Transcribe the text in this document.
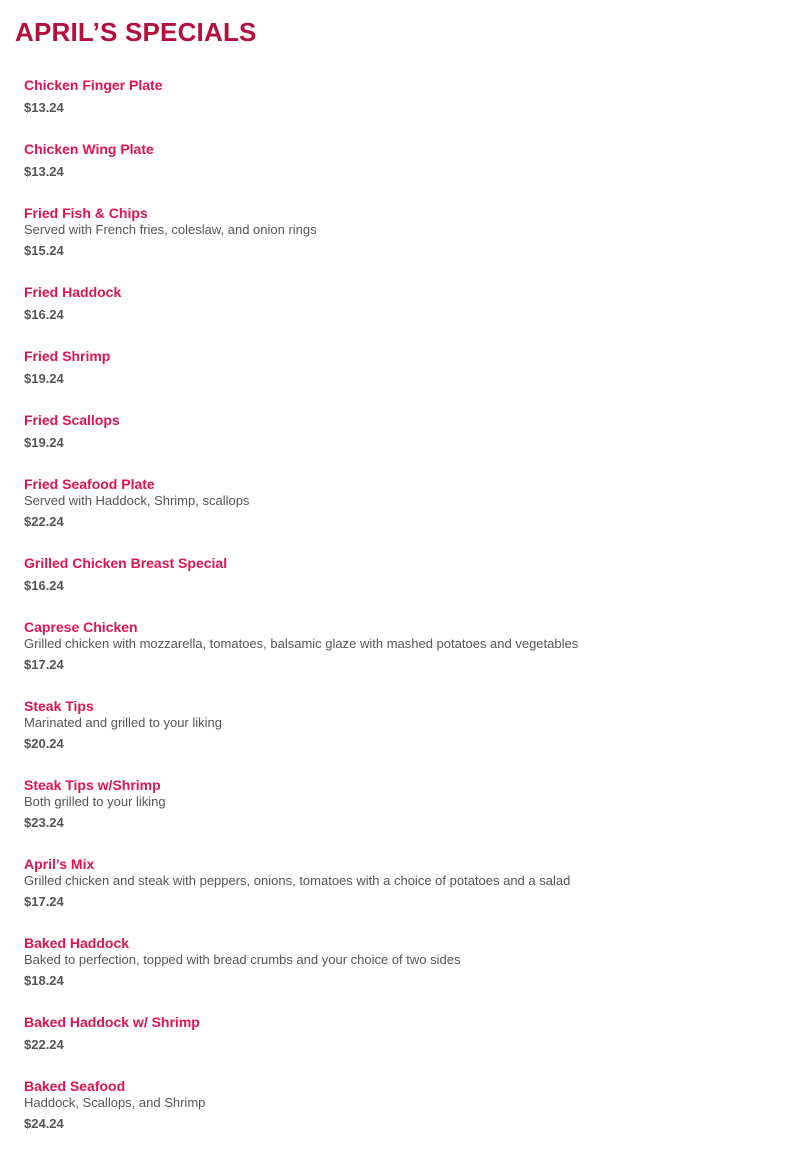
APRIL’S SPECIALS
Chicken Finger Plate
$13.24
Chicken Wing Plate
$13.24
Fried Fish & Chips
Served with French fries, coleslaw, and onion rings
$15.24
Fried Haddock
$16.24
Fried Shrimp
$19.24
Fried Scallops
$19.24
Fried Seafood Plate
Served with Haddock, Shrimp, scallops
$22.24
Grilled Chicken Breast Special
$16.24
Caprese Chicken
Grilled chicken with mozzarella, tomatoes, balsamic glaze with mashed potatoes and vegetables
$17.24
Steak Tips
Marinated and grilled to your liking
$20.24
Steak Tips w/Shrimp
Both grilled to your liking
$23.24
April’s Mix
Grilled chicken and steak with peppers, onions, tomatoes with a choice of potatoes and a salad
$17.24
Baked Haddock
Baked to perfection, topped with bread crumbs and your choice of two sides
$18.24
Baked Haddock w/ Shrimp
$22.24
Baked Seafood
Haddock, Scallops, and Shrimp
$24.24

****************************************

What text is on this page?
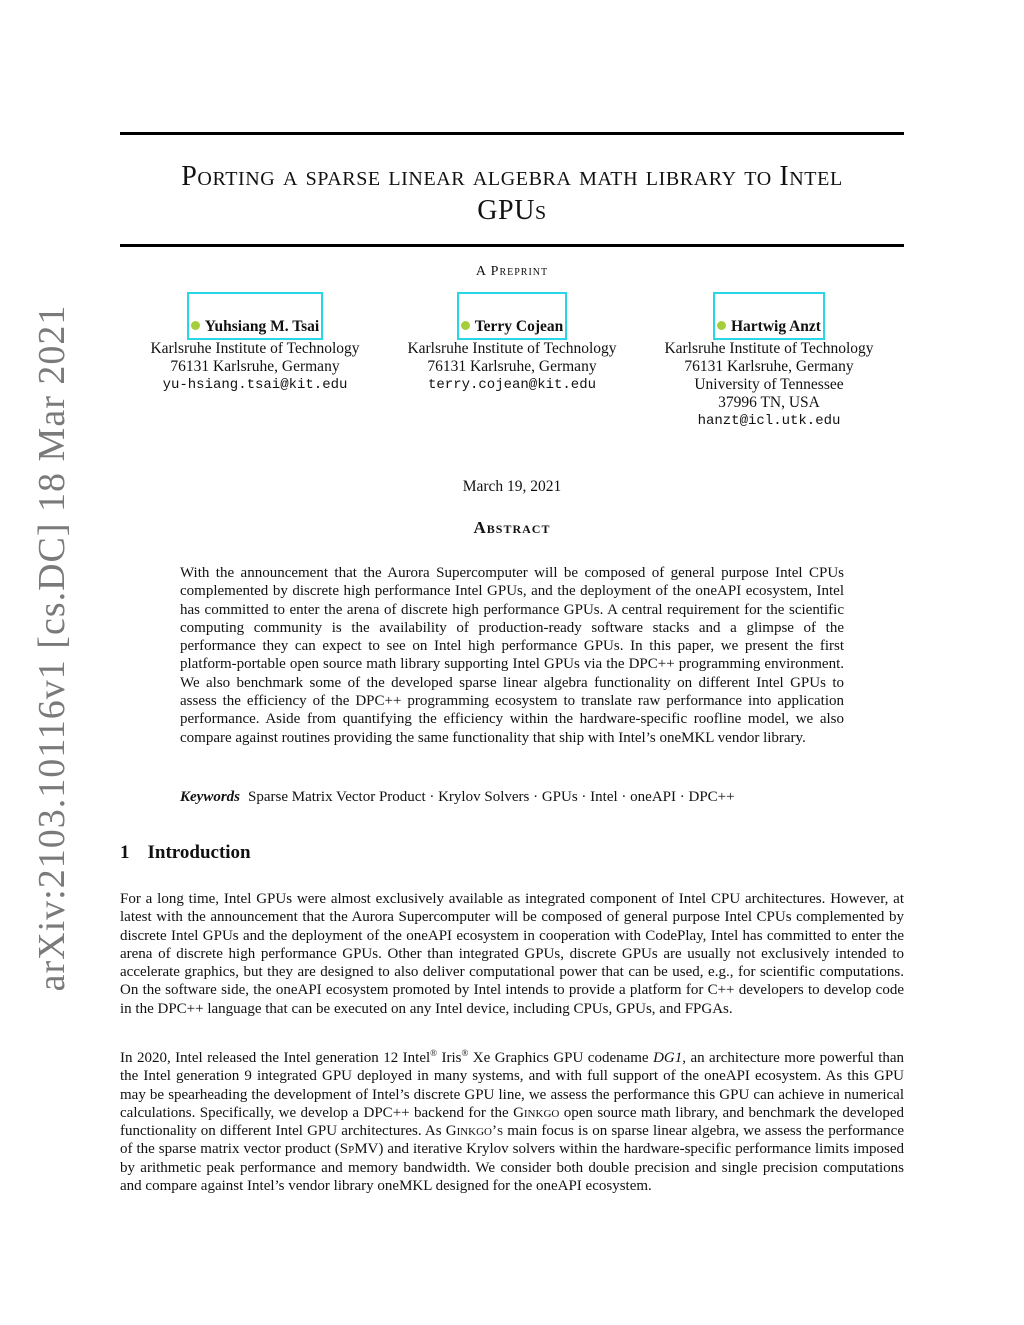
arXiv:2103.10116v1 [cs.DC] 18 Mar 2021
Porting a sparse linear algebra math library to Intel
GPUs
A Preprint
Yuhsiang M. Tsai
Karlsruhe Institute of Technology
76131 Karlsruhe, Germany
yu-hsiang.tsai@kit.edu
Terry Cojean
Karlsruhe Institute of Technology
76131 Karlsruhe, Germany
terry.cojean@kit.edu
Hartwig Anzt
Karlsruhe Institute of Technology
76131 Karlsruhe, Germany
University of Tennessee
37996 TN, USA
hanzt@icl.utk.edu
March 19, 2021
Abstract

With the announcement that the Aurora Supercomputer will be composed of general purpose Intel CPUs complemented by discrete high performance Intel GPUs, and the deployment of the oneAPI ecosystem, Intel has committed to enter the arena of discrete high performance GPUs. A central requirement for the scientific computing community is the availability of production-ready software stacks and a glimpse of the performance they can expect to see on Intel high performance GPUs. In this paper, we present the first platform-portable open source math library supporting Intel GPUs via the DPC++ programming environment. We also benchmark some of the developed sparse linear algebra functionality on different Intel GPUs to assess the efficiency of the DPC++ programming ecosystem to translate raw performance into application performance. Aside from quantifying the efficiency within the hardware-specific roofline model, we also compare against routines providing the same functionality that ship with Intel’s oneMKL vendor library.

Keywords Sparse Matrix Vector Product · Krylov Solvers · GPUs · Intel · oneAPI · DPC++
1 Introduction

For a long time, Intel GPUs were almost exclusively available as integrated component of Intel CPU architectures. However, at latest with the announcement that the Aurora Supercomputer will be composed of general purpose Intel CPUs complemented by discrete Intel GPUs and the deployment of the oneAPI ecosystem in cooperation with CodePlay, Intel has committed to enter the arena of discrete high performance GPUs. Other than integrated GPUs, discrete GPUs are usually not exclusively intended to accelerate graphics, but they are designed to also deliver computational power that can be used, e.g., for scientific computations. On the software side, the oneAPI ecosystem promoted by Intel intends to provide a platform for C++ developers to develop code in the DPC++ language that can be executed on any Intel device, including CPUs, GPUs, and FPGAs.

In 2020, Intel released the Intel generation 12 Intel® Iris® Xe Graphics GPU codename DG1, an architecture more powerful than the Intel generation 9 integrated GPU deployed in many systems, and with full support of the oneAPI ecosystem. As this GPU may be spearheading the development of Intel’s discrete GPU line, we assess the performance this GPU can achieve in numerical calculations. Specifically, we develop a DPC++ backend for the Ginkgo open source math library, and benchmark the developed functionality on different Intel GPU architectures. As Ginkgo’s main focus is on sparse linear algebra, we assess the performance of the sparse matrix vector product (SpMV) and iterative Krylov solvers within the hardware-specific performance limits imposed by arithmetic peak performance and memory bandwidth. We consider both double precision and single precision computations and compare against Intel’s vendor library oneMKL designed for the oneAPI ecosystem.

****************************************

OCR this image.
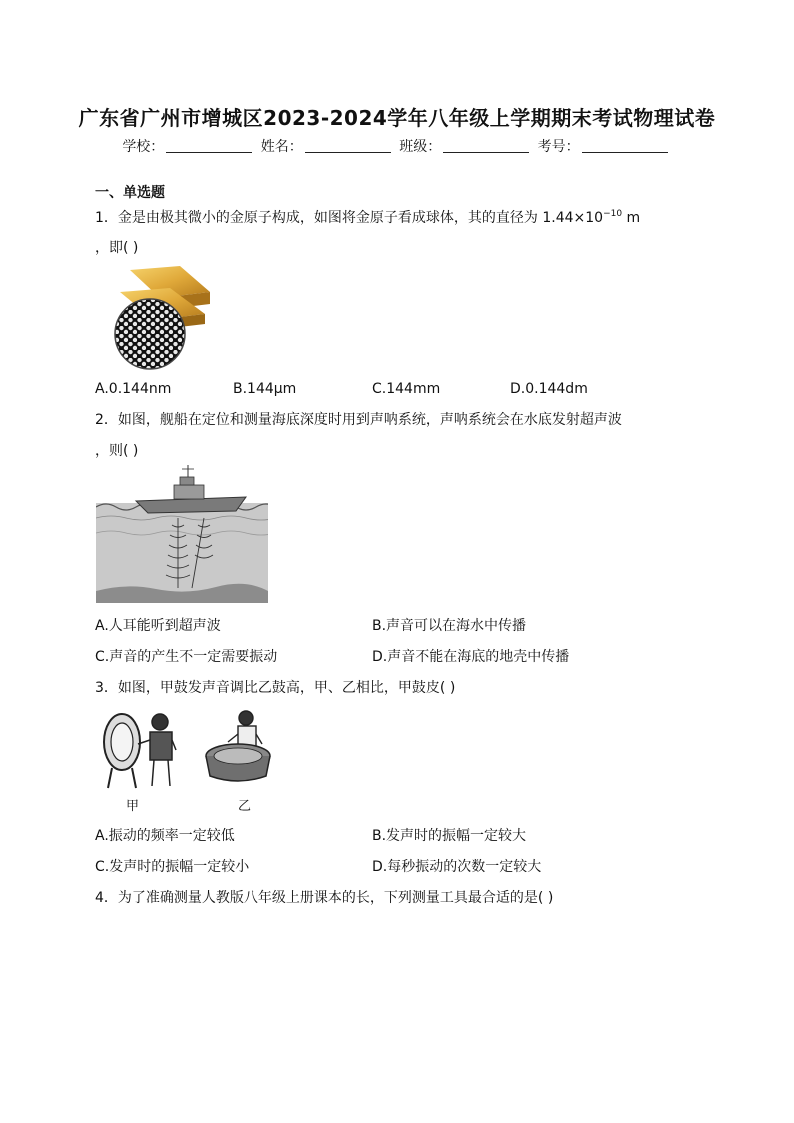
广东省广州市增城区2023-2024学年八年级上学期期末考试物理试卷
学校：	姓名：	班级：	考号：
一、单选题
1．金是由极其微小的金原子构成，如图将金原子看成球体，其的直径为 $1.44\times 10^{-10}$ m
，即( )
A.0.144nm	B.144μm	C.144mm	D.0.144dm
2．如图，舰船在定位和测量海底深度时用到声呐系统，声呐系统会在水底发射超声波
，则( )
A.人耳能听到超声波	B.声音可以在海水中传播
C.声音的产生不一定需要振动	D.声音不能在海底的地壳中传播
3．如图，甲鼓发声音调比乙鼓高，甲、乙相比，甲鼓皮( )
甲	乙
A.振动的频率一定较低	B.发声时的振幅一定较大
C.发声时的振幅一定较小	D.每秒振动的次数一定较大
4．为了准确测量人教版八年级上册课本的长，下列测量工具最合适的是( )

****************************************

AIM OF THE EXERCISE → Search the data for the word "that" and copy each line where it appears.

EXPECTED ANSWER →
With the announcement that the Aurora Supercomputer will be composed of general purpose Intel CPUs complemented by discrete high performance Intel GPUs, and the deployment of the oneAPI ecosystem, Intel has committed to enter the arena of discrete high performance GPUs. A central requirement for the scientific computing community is the availability of production-ready software stacks and a glimpse of the performance they can expect to see on Intel high performance GPUs. In this paper, we present the first platform-portable open source math library supporting Intel GPUs via the DPC++ programming environment. We also benchmark some of the developed sparse linear algebra functionality on different Intel GPUs to assess the efficiency of the DPC++ programming ecosystem to translate raw performance into application performance. Aside from quantifying the efficiency within the hardware-specific roofline model, we also compare against routines providing the same functionality that ship with Intel’s oneMKL vendor library.
For a long time, Intel GPUs were almost exclusively available as integrated component of Intel CPU architectures. However, at latest with the announcement that the Aurora Supercomputer will be composed of general purpose Intel CPUs complemented by discrete Intel GPUs and the deployment of the oneAPI ecosystem in cooperation with CodePlay, Intel has committed to enter the arena of discrete high performance GPUs. Other than integrated GPUs, discrete GPUs are usually not exclusively intended to accelerate graphics, but they are designed to also deliver computational power that can be used, e.g., for scientific computations. On the software side, the oneAPI ecosystem promoted by Intel intends to provide a platform for C++ developers to develop code in the DPC++ language that can be executed on any Intel device, including CPUs, GPUs, and FPGAs.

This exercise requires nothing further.